#### GIVEN RECORDS ####

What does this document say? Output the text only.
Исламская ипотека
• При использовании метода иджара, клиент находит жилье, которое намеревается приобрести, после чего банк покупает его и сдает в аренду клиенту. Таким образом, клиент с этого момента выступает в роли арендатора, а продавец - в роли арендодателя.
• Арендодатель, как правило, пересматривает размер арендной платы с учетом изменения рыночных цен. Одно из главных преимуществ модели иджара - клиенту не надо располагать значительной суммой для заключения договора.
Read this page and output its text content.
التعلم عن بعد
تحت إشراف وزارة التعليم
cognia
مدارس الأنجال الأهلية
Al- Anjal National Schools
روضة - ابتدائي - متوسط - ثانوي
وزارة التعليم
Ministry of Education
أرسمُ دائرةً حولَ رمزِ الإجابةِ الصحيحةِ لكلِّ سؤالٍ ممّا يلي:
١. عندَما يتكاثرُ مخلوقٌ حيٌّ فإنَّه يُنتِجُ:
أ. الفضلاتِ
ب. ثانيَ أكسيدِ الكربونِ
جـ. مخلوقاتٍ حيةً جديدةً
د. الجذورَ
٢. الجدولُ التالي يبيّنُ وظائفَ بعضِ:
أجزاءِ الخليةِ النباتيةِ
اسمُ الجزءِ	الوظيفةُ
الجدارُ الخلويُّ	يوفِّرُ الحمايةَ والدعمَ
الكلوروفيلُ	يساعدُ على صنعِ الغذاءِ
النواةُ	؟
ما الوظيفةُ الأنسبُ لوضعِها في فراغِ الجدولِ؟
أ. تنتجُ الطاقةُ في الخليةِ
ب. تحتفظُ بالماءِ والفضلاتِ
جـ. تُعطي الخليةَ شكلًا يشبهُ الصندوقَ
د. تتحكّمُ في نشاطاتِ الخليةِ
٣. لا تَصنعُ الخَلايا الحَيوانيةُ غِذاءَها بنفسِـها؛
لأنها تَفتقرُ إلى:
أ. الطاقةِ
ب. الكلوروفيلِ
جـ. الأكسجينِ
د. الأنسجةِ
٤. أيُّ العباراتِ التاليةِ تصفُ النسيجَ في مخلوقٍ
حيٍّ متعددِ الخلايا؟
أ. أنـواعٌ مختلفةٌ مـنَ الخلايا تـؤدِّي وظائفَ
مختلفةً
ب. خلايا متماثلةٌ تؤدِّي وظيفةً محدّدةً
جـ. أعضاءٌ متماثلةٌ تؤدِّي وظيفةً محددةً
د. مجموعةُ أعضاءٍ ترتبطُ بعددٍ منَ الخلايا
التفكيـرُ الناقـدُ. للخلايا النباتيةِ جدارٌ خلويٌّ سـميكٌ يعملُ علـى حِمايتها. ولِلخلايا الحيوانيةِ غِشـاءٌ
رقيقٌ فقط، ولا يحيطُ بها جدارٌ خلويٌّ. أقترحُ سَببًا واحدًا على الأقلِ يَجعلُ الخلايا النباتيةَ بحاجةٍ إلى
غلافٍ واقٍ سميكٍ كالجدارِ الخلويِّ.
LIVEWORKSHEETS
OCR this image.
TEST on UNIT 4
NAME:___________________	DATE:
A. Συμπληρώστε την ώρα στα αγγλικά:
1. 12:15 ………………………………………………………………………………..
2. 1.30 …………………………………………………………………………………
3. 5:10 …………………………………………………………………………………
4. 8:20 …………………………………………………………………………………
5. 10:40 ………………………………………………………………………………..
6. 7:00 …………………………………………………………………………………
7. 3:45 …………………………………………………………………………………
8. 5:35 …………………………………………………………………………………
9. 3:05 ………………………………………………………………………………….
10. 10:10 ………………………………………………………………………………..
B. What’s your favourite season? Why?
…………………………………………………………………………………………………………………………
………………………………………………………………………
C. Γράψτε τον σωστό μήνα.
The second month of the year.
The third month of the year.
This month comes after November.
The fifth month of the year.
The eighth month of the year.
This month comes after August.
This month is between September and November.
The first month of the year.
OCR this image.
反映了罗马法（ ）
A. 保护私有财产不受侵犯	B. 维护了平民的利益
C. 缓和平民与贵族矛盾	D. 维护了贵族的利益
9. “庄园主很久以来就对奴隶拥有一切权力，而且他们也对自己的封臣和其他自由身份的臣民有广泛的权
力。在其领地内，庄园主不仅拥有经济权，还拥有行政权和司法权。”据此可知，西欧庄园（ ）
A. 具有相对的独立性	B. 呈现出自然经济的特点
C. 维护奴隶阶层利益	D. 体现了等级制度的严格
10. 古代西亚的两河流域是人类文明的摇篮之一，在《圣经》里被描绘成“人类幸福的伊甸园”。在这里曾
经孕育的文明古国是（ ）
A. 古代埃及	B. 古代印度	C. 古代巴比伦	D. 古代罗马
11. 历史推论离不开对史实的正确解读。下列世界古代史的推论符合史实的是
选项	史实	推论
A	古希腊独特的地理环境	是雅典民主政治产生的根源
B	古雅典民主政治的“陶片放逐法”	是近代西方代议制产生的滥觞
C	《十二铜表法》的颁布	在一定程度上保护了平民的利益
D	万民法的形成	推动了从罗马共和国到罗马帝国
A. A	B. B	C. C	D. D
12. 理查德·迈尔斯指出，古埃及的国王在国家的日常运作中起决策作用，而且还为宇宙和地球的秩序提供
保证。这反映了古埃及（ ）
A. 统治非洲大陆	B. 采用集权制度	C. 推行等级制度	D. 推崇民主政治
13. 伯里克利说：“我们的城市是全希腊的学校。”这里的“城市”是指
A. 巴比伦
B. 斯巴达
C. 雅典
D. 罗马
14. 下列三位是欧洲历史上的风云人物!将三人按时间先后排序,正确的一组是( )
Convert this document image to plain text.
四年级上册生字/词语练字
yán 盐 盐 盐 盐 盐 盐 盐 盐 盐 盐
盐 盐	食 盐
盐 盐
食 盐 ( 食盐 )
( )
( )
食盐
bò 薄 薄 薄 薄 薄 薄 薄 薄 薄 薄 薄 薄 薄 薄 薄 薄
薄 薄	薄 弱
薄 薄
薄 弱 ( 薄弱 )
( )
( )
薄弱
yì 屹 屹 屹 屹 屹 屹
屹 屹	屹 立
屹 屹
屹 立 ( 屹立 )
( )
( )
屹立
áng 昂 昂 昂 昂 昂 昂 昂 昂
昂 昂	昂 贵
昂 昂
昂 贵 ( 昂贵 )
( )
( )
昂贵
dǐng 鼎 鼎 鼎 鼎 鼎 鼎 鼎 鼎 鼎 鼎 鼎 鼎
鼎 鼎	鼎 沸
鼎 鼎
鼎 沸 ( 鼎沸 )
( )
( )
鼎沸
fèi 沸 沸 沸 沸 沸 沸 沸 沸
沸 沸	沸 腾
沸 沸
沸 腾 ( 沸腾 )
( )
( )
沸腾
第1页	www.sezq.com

####

> _WHAT YOU ARE ASKED TO DO_
Repeat the entries above exactly, leaving nothing out.

> _COMPLETED TASK_
What does this document say? Output the text only.
Исламская ипотека
• При использовании метода иджара, клиент находит жилье, которое намеревается приобрести, после чего банк покупает его и сдает в аренду клиенту. Таким образом, клиент с этого момента выступает в роли арендатора, а продавец - в роли арендодателя.
• Арендодатель, как правило, пересматривает размер арендной платы с учетом изменения рыночных цен. Одно из главных преимуществ модели иджара - клиенту не надо располагать значительной суммой для заключения договора.
Read this page and output its text content.
التعلم عن بعد
تحت إشراف وزارة التعليم
cognia
مدارس الأنجال الأهلية
Al- Anjal National Schools
روضة - ابتدائي - متوسط - ثانوي
وزارة التعليم
Ministry of Education
أرسمُ دائرةً حولَ رمزِ الإجابةِ الصحيحةِ لكلِّ سؤالٍ ممّا يلي:
١. عندَما يتكاثرُ مخلوقٌ حيٌّ فإنَّه يُنتِجُ:
أ. الفضلاتِ
ب. ثانيَ أكسيدِ الكربونِ
جـ. مخلوقاتٍ حيةً جديدةً
د. الجذورَ
٢. الجدولُ التالي يبيّنُ وظائفَ بعضِ:
أجزاءِ الخليةِ النباتيةِ
اسمُ الجزءِ	الوظيفةُ
الجدارُ الخلويُّ	يوفِّرُ الحمايةَ والدعمَ
الكلوروفيلُ	يساعدُ على صنعِ الغذاءِ
النواةُ	؟
ما الوظيفةُ الأنسبُ لوضعِها في فراغِ الجدولِ؟
أ. تنتجُ الطاقةُ في الخليةِ
ب. تحتفظُ بالماءِ والفضلاتِ
جـ. تُعطي الخليةَ شكلًا يشبهُ الصندوقَ
د. تتحكّمُ في نشاطاتِ الخليةِ
٣. لا تَصنعُ الخَلايا الحَيوانيةُ غِذاءَها بنفسِـها؛
لأنها تَفتقرُ إلى:
أ. الطاقةِ
ب. الكلوروفيلِ
جـ. الأكسجينِ
د. الأنسجةِ
٤. أيُّ العباراتِ التاليةِ تصفُ النسيجَ في مخلوقٍ
حيٍّ متعددِ الخلايا؟
أ. أنـواعٌ مختلفةٌ مـنَ الخلايا تـؤدِّي وظائفَ
مختلفةً
ب. خلايا متماثلةٌ تؤدِّي وظيفةً محدّدةً
جـ. أعضاءٌ متماثلةٌ تؤدِّي وظيفةً محددةً
د. مجموعةُ أعضاءٍ ترتبطُ بعددٍ منَ الخلايا
التفكيـرُ الناقـدُ. للخلايا النباتيةِ جدارٌ خلويٌّ سـميكٌ يعملُ علـى حِمايتها. ولِلخلايا الحيوانيةِ غِشـاءٌ
رقيقٌ فقط، ولا يحيطُ بها جدارٌ خلويٌّ. أقترحُ سَببًا واحدًا على الأقلِ يَجعلُ الخلايا النباتيةَ بحاجةٍ إلى
غلافٍ واقٍ سميكٍ كالجدارِ الخلويِّ.
LIVEWORKSHEETS
OCR this image.
TEST on UNIT 4
NAME:___________________	DATE:
A. Συμπληρώστε την ώρα στα αγγλικά:
1. 12:15 ………………………………………………………………………………..
2. 1.30 …………………………………………………………………………………
3. 5:10 …………………………………………………………………………………
4. 8:20 …………………………………………………………………………………
5. 10:40 ………………………………………………………………………………..
6. 7:00 …………………………………………………………………………………
7. 3:45 …………………………………………………………………………………
8. 5:35 …………………………………………………………………………………
9. 3:05 ………………………………………………………………………………….
10. 10:10 ………………………………………………………………………………..
B. What’s your favourite season? Why?
…………………………………………………………………………………………………………………………
………………………………………………………………………
C. Γράψτε τον σωστό μήνα.
The second month of the year.
The third month of the year.
This month comes after November.
The fifth month of the year.
The eighth month of the year.
This month comes after August.
This month is between September and November.
The first month of the year.
OCR this image.
反映了罗马法（ ）
A. 保护私有财产不受侵犯	B. 维护了平民的利益
C. 缓和平民与贵族矛盾	D. 维护了贵族的利益
9. “庄园主很久以来就对奴隶拥有一切权力，而且他们也对自己的封臣和其他自由身份的臣民有广泛的权
力。在其领地内，庄园主不仅拥有经济权，还拥有行政权和司法权。”据此可知，西欧庄园（ ）
A. 具有相对的独立性	B. 呈现出自然经济的特点
C. 维护奴隶阶层利益	D. 体现了等级制度的严格
10. 古代西亚的两河流域是人类文明的摇篮之一，在《圣经》里被描绘成“人类幸福的伊甸园”。在这里曾
经孕育的文明古国是（ ）
A. 古代埃及	B. 古代印度	C. 古代巴比伦	D. 古代罗马
11. 历史推论离不开对史实的正确解读。下列世界古代史的推论符合史实的是
选项	史实	推论
A	古希腊独特的地理环境	是雅典民主政治产生的根源
B	古雅典民主政治的“陶片放逐法”	是近代西方代议制产生的滥觞
C	《十二铜表法》的颁布	在一定程度上保护了平民的利益
D	万民法的形成	推动了从罗马共和国到罗马帝国
A. A	B. B	C. C	D. D
12. 理查德·迈尔斯指出，古埃及的国王在国家的日常运作中起决策作用，而且还为宇宙和地球的秩序提供
保证。这反映了古埃及（ ）
A. 统治非洲大陆	B. 采用集权制度	C. 推行等级制度	D. 推崇民主政治
13. 伯里克利说：“我们的城市是全希腊的学校。”这里的“城市”是指
A. 巴比伦
B. 斯巴达
C. 雅典
D. 罗马
14. 下列三位是欧洲历史上的风云人物!将三人按时间先后排序,正确的一组是( )
Convert this document image to plain text.
四年级上册生字/词语练字
yán 盐 盐 盐 盐 盐 盐 盐 盐 盐 盐
盐 盐	食 盐
盐 盐
食 盐 ( 食盐 )
( )
( )
食盐
bò 薄 薄 薄 薄 薄 薄 薄 薄 薄 薄 薄 薄 薄 薄 薄 薄
薄 薄	薄 弱
薄 薄
薄 弱 ( 薄弱 )
( )
( )
薄弱
yì 屹 屹 屹 屹 屹 屹
屹 屹	屹 立
屹 屹
屹 立 ( 屹立 )
( )
( )
屹立
áng 昂 昂 昂 昂 昂 昂 昂 昂
昂 昂	昂 贵
昂 昂
昂 贵 ( 昂贵 )
( )
( )
昂贵
dǐng 鼎 鼎 鼎 鼎 鼎 鼎 鼎 鼎 鼎 鼎 鼎 鼎
鼎 鼎	鼎 沸
鼎 鼎
鼎 沸 ( 鼎沸 )
( )
( )
鼎沸
fèi 沸 沸 沸 沸 沸 沸 沸 沸
沸 沸	沸 腾
沸 沸
沸 腾 ( 沸腾 )
( )
( )
沸腾
第1页	www.sezq.com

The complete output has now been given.